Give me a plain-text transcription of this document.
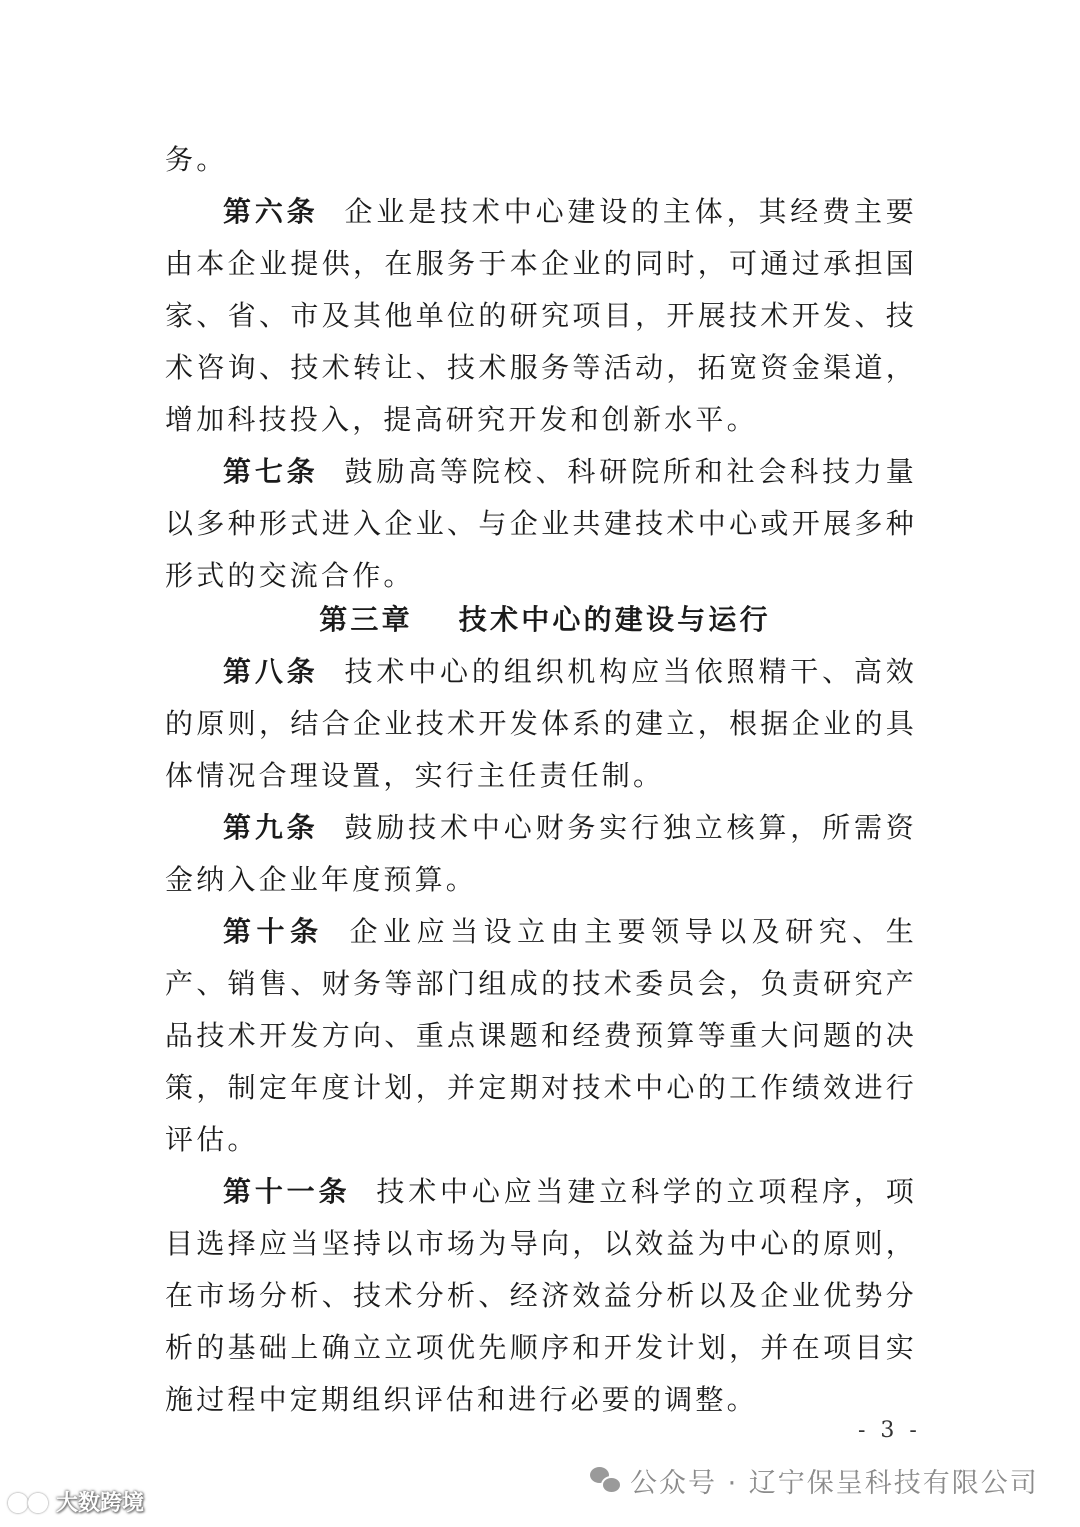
务。

第六条 企业是技术中心建设的主体，其经费主要由本企业提供，在服务于本企业的同时，可通过承担国家、省、市及其他单位的研究项目，开展技术开发、技术咨询、技术转让、技术服务等活动，拓宽资金渠道，增加科技投入，提高研究开发和创新水平。

第七条 鼓励高等院校、科研院所和社会科技力量以多种形式进入企业、与企业共建技术中心或开展多种形式的交流合作。

第三章 技术中心的建设与运行

第八条 技术中心的组织机构应当依照精干、高效的原则，结合企业技术开发体系的建立，根据企业的具体情况合理设置，实行主任责任制。

第九条 鼓励技术中心财务实行独立核算，所需资金纳入企业年度预算。

第十条 企业应当设立由主要领导以及研究、生产、销售、财务等部门组成的技术委员会，负责研究产品技术开发方向、重点课题和经费预算等重大问题的决策，制定年度计划，并定期对技术中心的工作绩效进行评估。

第十一条 技术中心应当建立科学的立项程序，项目选择应当坚持以市场为导向，以效益为中心的原则，在市场分析、技术分析、经济效益分析以及企业优势分析的基础上确立立项优先顺序和开发计划，并在项目实施过程中定期组织评估和进行必要的调整。

- 3 -
公众号 · 辽宁保呈科技有限公司
大数跨境
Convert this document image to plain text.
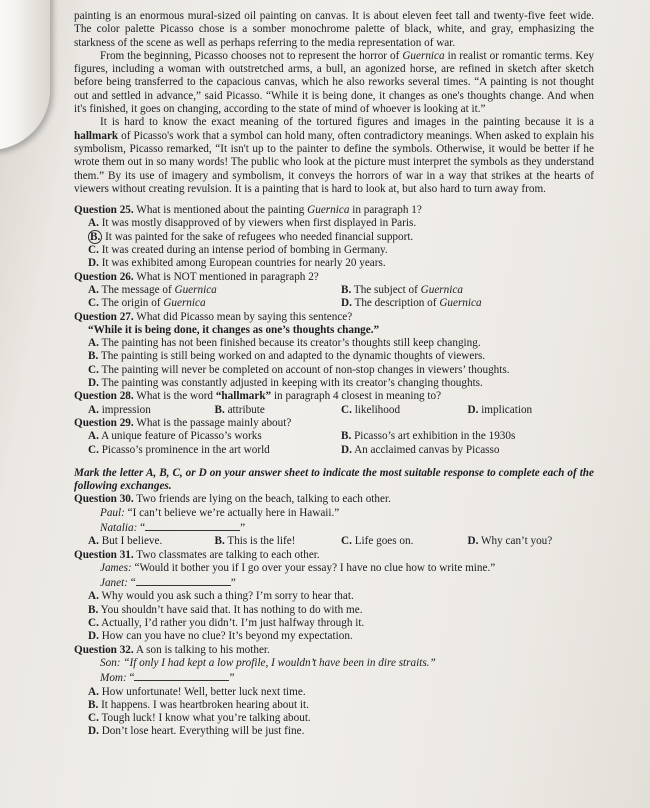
painting is an enormous mural-sized oil painting on canvas. It is about eleven feet tall and twenty-five feet wide. The color palette Picasso chose is a somber monochrome palette of black, white, and gray, emphasizing the starkness of the scene as well as perhaps referring to the media representation of war.

From the beginning, Picasso chooses not to represent the horror of Guernica in realist or romantic terms. Key figures, including a woman with outstretched arms, a bull, an agonized horse, are refined in sketch after sketch before being transferred to the capacious canvas, which he also reworks several times. “A painting is not thought out and settled in advance,” said Picasso. “While it is being done, it changes as one's thoughts change. And when it's finished, it goes on changing, according to the state of mind of whoever is looking at it.”

It is hard to know the exact meaning of the tortured figures and images in the painting because it is a hallmark of Picasso's work that a symbol can hold many, often contradictory meanings. When asked to explain his symbolism, Picasso remarked, “It isn't up to the painter to define the symbols. Otherwise, it would be better if he wrote them out in so many words! The public who look at the picture must interpret the symbols as they understand them.” By its use of imagery and symbolism, it conveys the horrors of war in a way that strikes at the hearts of viewers without creating revulsion. It is a painting that is hard to look at, but also hard to turn away from.

Question 25. What is mentioned about the painting Guernica in paragraph 1?

A. It was mostly disapproved of by viewers when first displayed in Paris.

B. It was painted for the sake of refugees who needed financial support.

C. It was created during an intense period of bombing in Germany.

D. It was exhibited among European countries for nearly 20 years.

Question 26. What is NOT mentioned in paragraph 2?

A. The message of Guernica	B. The subject of Guernica
C. The origin of Guernica	D. The description of Guernica

Question 27. What did Picasso mean by saying this sentence?

“While it is being done, it changes as one’s thoughts change.”

A. The painting has not been finished because its creator’s thoughts still keep changing.

B. The painting is still being worked on and adapted to the dynamic thoughts of viewers.

C. The painting will never be completed on account of non-stop changes in viewers’ thoughts.

D. The painting was constantly adjusted in keeping with its creator’s changing thoughts.

Question 28. What is the word “hallmark” in paragraph 4 closest in meaning to?

A. impression	B. attribute	C. likelihood	D. implication

Question 29. What is the passage mainly about?

A. A unique feature of Picasso’s works	B. Picasso’s art exhibition in the 1930s
C. Picasso’s prominence in the art world	D. An acclaimed canvas by Picasso

Mark the letter A, B, C, or D on your answer sheet to indicate the most suitable response to complete each of the following exchanges.

Question 30. Two friends are lying on the beach, talking to each other.

Paul: “I can’t believe we’re actually here in Hawaii.”

Natalia: “	”

A. But I believe.	B. This is the life!	C. Life goes on.	D. Why can’t you?

Question 31. Two classmates are talking to each other.

James: “Would it bother you if I go over your essay? I have no clue how to write mine.”

Janet: “	”

A. Why would you ask such a thing? I’m sorry to hear that.

B. You shouldn’t have said that. It has nothing to do with me.

C. Actually, I’d rather you didn’t. I’m just halfway through it.

D. How can you have no clue? It’s beyond my expectation.

Question 32. A son is talking to his mother.

Son: “If only I had kept a low profile, I wouldn’t have been in dire straits.”

Mom: “	”

A. How unfortunate! Well, better luck next time.

B. It happens. I was heartbroken hearing about it.

C. Tough luck! I know what you’re talking about.

D. Don’t lose heart. Everything will be just fine.
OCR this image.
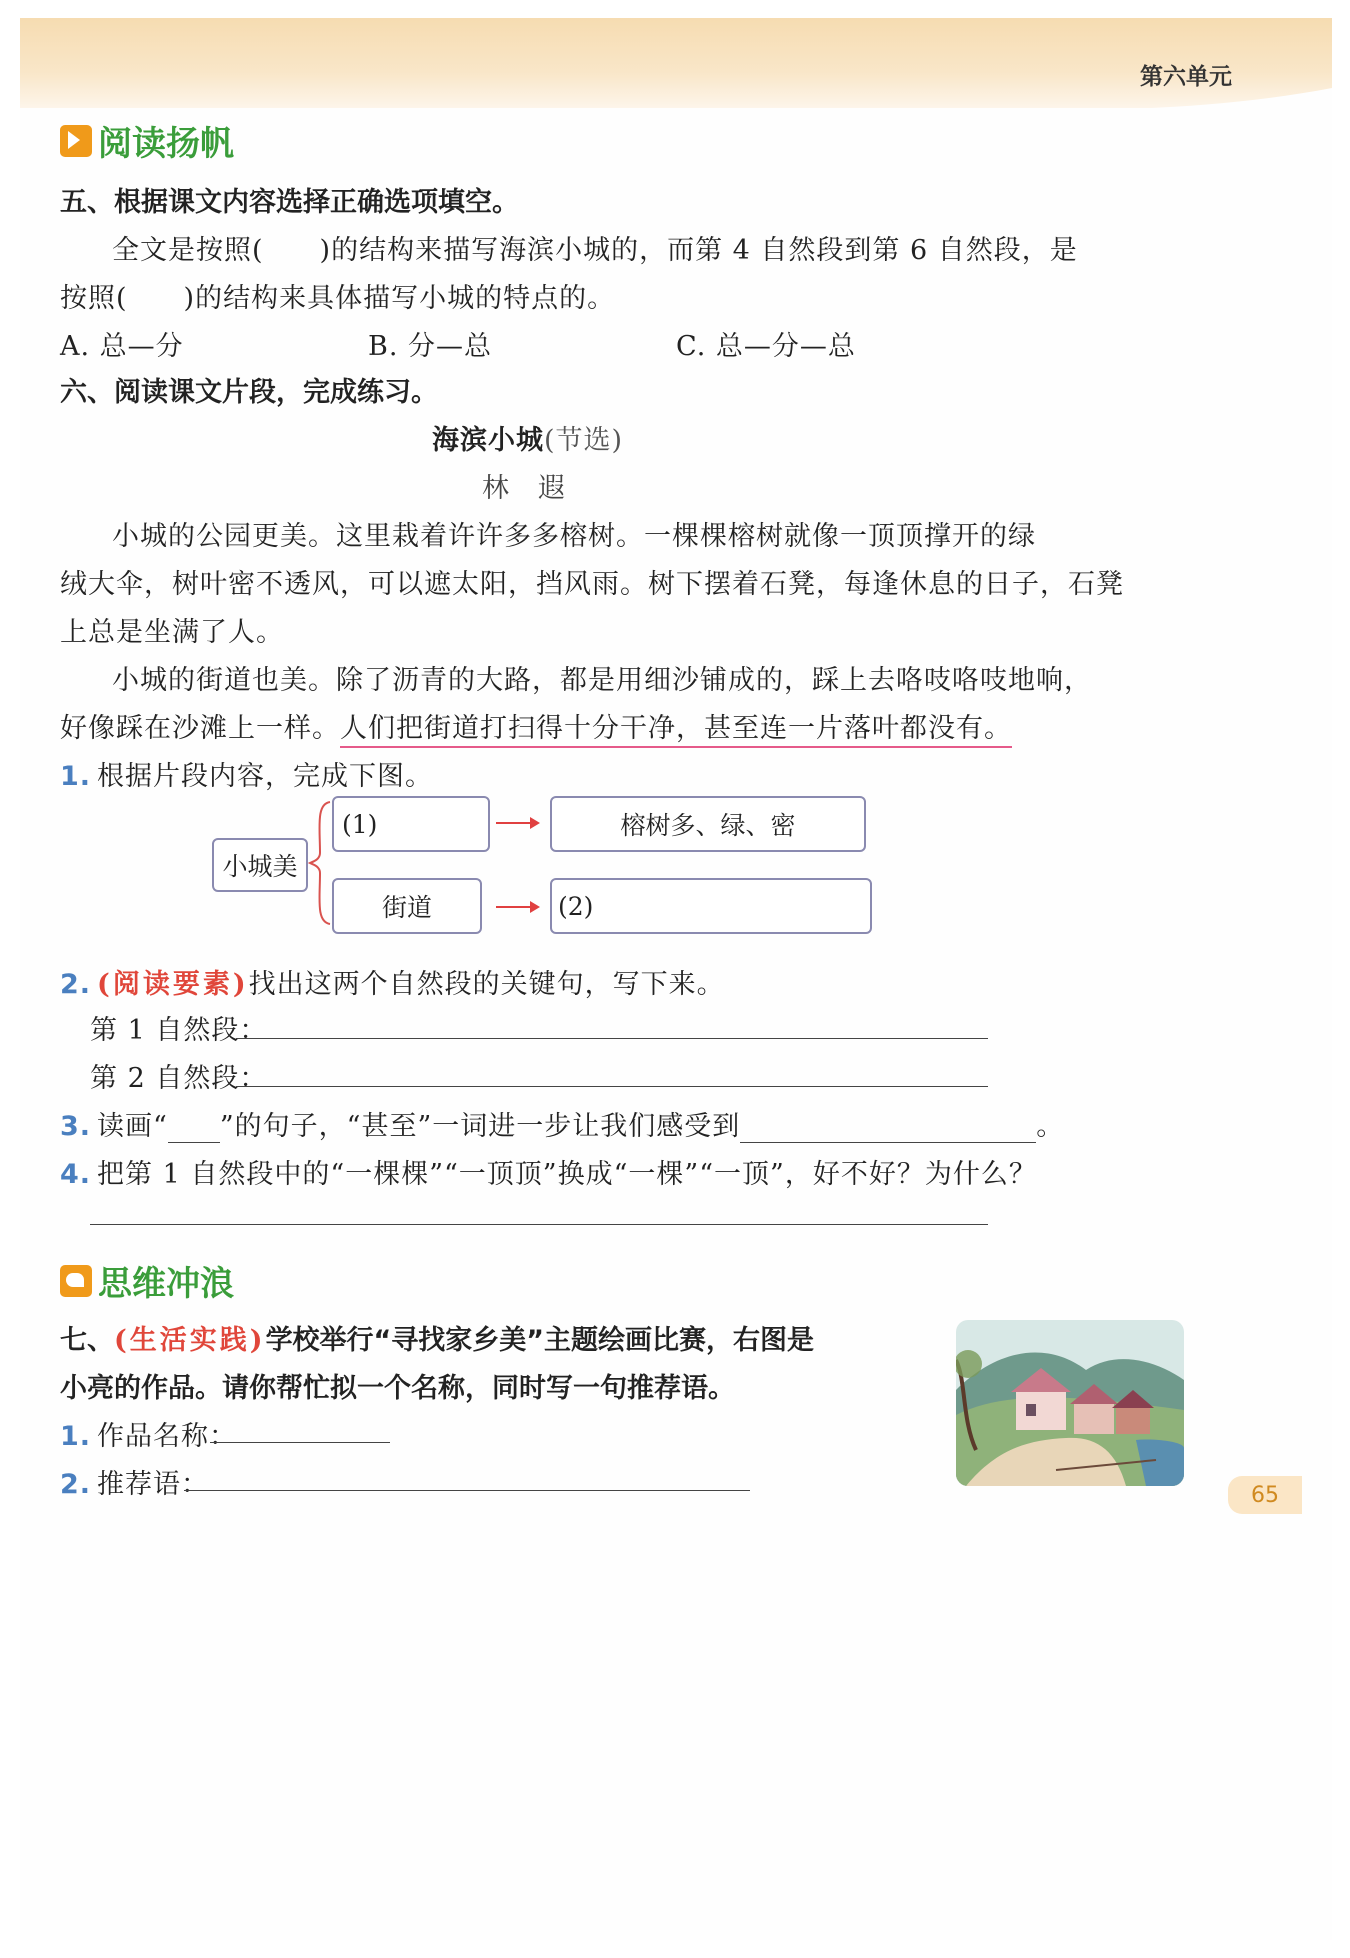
第六单元
阅读扬帆
五、根据课文内容选择正确选项填空。
全文是按照(　　)的结构来描写海滨小城的，而第 4 自然段到第 6 自然段，是
按照(　　)的结构来具体描写小城的特点的。
A. 总—分	B. 分—总	C. 总—分—总
六、阅读课文片段，完成练习。
海滨小城(节选)
林　遐
小城的公园更美。这里栽着许许多多榕树。一棵棵榕树就像一顶顶撑开的绿
绒大伞，树叶密不透风，可以遮太阳，挡风雨。树下摆着石凳，每逢休息的日子，石凳
上总是坐满了人。
小城的街道也美。除了沥青的大路，都是用细沙铺成的，踩上去咯吱咯吱地响，
好像踩在沙滩上一样。人们把街道打扫得十分干净，甚至连一片落叶都没有。
1. 根据片段内容，完成下图。
小城美
(1)	榕树多、绿、密
街道	(2)
2. (阅读要素)找出这两个自然段的关键句，写下来。
第 1 自然段：
第 2 自然段：
3. 读画“ ”的句子，“甚至”一词进一步让我们感受到	。
4. 把第 1 自然段中的“一棵棵”“一顶顶”换成“一棵”“一顶”，好不好？为什么？
思维冲浪
七、(生活实践)学校举行“寻找家乡美”主题绘画比赛，右图是
小亮的作品。请你帮忙拟一个名称，同时写一句推荐语。
1. 作品名称：
2. 推荐语：	65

+ + +

Task to carry out
All lines from the one containing "OCR this image." through the end of the entries, both ends included, should be written out exactly, with no pictures.

Worked solution
OCR this image.
第六单元
阅读扬帆
五、根据课文内容选择正确选项填空。
全文是按照(　　)的结构来描写海滨小城的，而第 4 自然段到第 6 自然段，是
按照(　　)的结构来具体描写小城的特点的。
A. 总—分	B. 分—总	C. 总—分—总
六、阅读课文片段，完成练习。
海滨小城(节选)
林　遐
小城的公园更美。这里栽着许许多多榕树。一棵棵榕树就像一顶顶撑开的绿
绒大伞，树叶密不透风，可以遮太阳，挡风雨。树下摆着石凳，每逢休息的日子，石凳
上总是坐满了人。
小城的街道也美。除了沥青的大路，都是用细沙铺成的，踩上去咯吱咯吱地响，
好像踩在沙滩上一样。人们把街道打扫得十分干净，甚至连一片落叶都没有。
1. 根据片段内容，完成下图。
小城美
(1)	榕树多、绿、密
街道	(2)
2. (阅读要素)找出这两个自然段的关键句，写下来。
第 1 自然段：
第 2 自然段：
3. 读画“ ”的句子，“甚至”一词进一步让我们感受到	。
4. 把第 1 自然段中的“一棵棵”“一顶顶”换成“一棵”“一顶”，好不好？为什么？
思维冲浪
七、(生活实践)学校举行“寻找家乡美”主题绘画比赛，右图是
小亮的作品。请你帮忙拟一个名称，同时写一句推荐语。
1. 作品名称：
2. 推荐语：	65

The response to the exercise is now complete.